- **Written exercise**: Leave the pictures aside and write out exactly every line from the one containing "Decode this image" through the last line.
:: Entries provided
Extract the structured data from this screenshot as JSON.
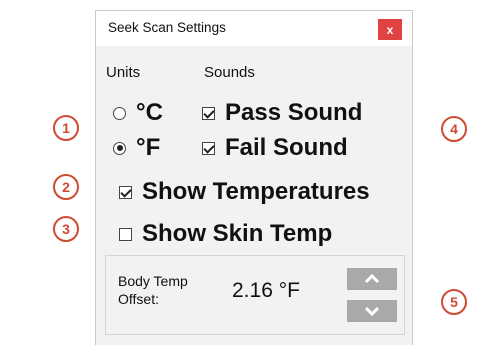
{
  "window": {
    "title": "Seek Scan Settings",
    "close_label": "x"
  },
  "units": {
    "heading": "Units",
    "celsius_label": "°C",
    "fahrenheit_label": "°F",
    "selected": "°F"
  },
  "sounds": {
    "heading": "Sounds",
    "pass_label": "Pass Sound",
    "pass_checked": true,
    "fail_label": "Fail Sound",
    "fail_checked": true
  },
  "show_temperatures": {
    "label": "Show Temperatures",
    "checked": true
  },
  "show_skin_temp": {
    "label": "Show Skin Temp",
    "checked": false
  },
  "body_temp_offset": {
    "label_line1": "Body Temp",
    "label_line2": "Offset:",
    "value": "2.16 °F"
  },
  "callouts": [
    "1",
    "2",
    "3",
    "4",
    "5"
  ],
  "colors": {
    "close_button": "#e04343",
    "callout": "#d04a33",
    "stepper": "#a9a9a9"
  }
}
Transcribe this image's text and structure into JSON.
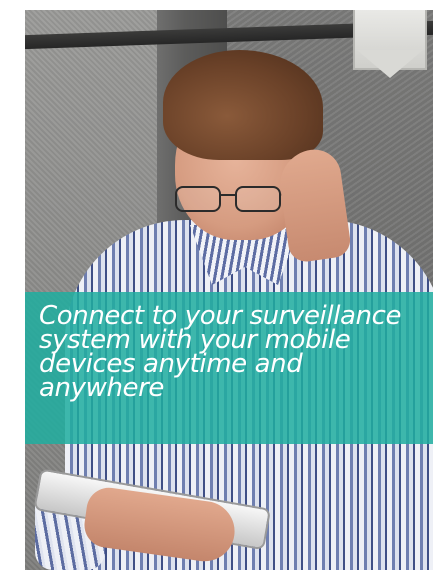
{
  "hero": {
    "headline": "Connect to your surveillance system with your mobile devices anytime and anywhere",
    "overlay_color": "#20ADA0"
  }
}
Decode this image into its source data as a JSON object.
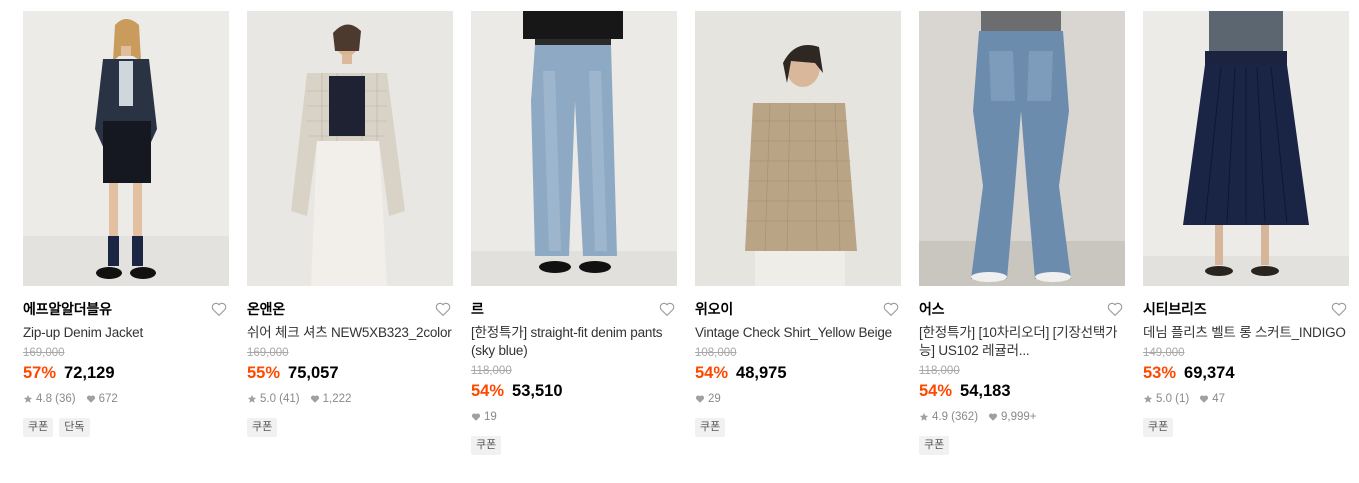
{
  "products": [
    {
      "brand": "에프알알더블유",
      "name": "Zip-up Denim Jacket",
      "original_price": "169,000",
      "discount": "57%",
      "price": "72,129",
      "rating": "4.8 (36)",
      "likes": "672",
      "tags": [
        "쿠폰",
        "단독"
      ],
      "image_icon": "model-denim-jacket-photo"
    },
    {
      "brand": "온앤온",
      "name": "쉬어 체크 셔츠 NEW5XB323_2color",
      "original_price": "169,000",
      "discount": "55%",
      "price": "75,057",
      "rating": "5.0 (41)",
      "likes": "1,222",
      "tags": [
        "쿠폰"
      ],
      "image_icon": "model-check-shirt-photo"
    },
    {
      "brand": "르",
      "name": "[한정특가] straight-fit denim pants (sky blue)",
      "original_price": "118,000",
      "discount": "54%",
      "price": "53,510",
      "rating": "",
      "likes": "19",
      "tags": [
        "쿠폰"
      ],
      "image_icon": "model-denim-pants-photo"
    },
    {
      "brand": "위오이",
      "name": "Vintage Check Shirt_Yellow Beige",
      "original_price": "108,000",
      "discount": "54%",
      "price": "48,975",
      "rating": "",
      "likes": "29",
      "tags": [
        "쿠폰"
      ],
      "image_icon": "model-vintage-shirt-photo"
    },
    {
      "brand": "어스",
      "name": "[한정특가] [10차리오더] [기장선택가능] US102 레귤러...",
      "original_price": "118,000",
      "discount": "54%",
      "price": "54,183",
      "rating": "4.9 (362)",
      "likes": "9,999+",
      "tags": [
        "쿠폰"
      ],
      "image_icon": "model-flare-jeans-photo"
    },
    {
      "brand": "시티브리즈",
      "name": "데님 플리츠 벨트 롱 스커트_INDIGO",
      "original_price": "149,000",
      "discount": "53%",
      "price": "69,374",
      "rating": "5.0 (1)",
      "likes": "47",
      "tags": [
        "쿠폰"
      ],
      "image_icon": "model-pleated-skirt-photo"
    }
  ],
  "colors": {
    "discount": "#ff4800",
    "muted": "#8a8a8a",
    "tag_bg": "#f1f1f1"
  }
}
::::
- **Response to this exercise**:
Decode this image into its source data as a JSON object.
{
  "products": [
    {
      "brand": "에프알알더블유",
      "name": "Zip-up Denim Jacket",
      "original_price": "169,000",
      "discount": "57%",
      "price": "72,129",
      "rating": "4.8 (36)",
      "likes": "672",
      "tags": [
        "쿠폰",
        "단독"
      ],
      "image_icon": "model-denim-jacket-photo"
    },
    {
      "brand": "온앤온",
      "name": "쉬어 체크 셔츠 NEW5XB323_2color",
      "original_price": "169,000",
      "discount": "55%",
      "price": "75,057",
      "rating": "5.0 (41)",
      "likes": "1,222",
      "tags": [
        "쿠폰"
      ],
      "image_icon": "model-check-shirt-photo"
    },
    {
      "brand": "르",
      "name": "[한정특가] straight-fit denim pants (sky blue)",
      "original_price": "118,000",
      "discount": "54%",
      "price": "53,510",
      "rating": "",
      "likes": "19",
      "tags": [
        "쿠폰"
      ],
      "image_icon": "model-denim-pants-photo"
    },
    {
      "brand": "위오이",
      "name": "Vintage Check Shirt_Yellow Beige",
      "original_price": "108,000",
      "discount": "54%",
      "price": "48,975",
      "rating": "",
      "likes": "29",
      "tags": [
        "쿠폰"
      ],
      "image_icon": "model-vintage-shirt-photo"
    },
    {
      "brand": "어스",
      "name": "[한정특가] [10차리오더] [기장선택가능] US102 레귤러...",
      "original_price": "118,000",
      "discount": "54%",
      "price": "54,183",
      "rating": "4.9 (362)",
      "likes": "9,999+",
      "tags": [
        "쿠폰"
      ],
      "image_icon": "model-flare-jeans-photo"
    },
    {
      "brand": "시티브리즈",
      "name": "데님 플리츠 벨트 롱 스커트_INDIGO",
      "original_price": "149,000",
      "discount": "53%",
      "price": "69,374",
      "rating": "5.0 (1)",
      "likes": "47",
      "tags": [
        "쿠폰"
      ],
      "image_icon": "model-pleated-skirt-photo"
    }
  ],
  "colors": {
    "discount": "#ff4800",
    "muted": "#8a8a8a",
    "tag_bg": "#f1f1f1"
  }
}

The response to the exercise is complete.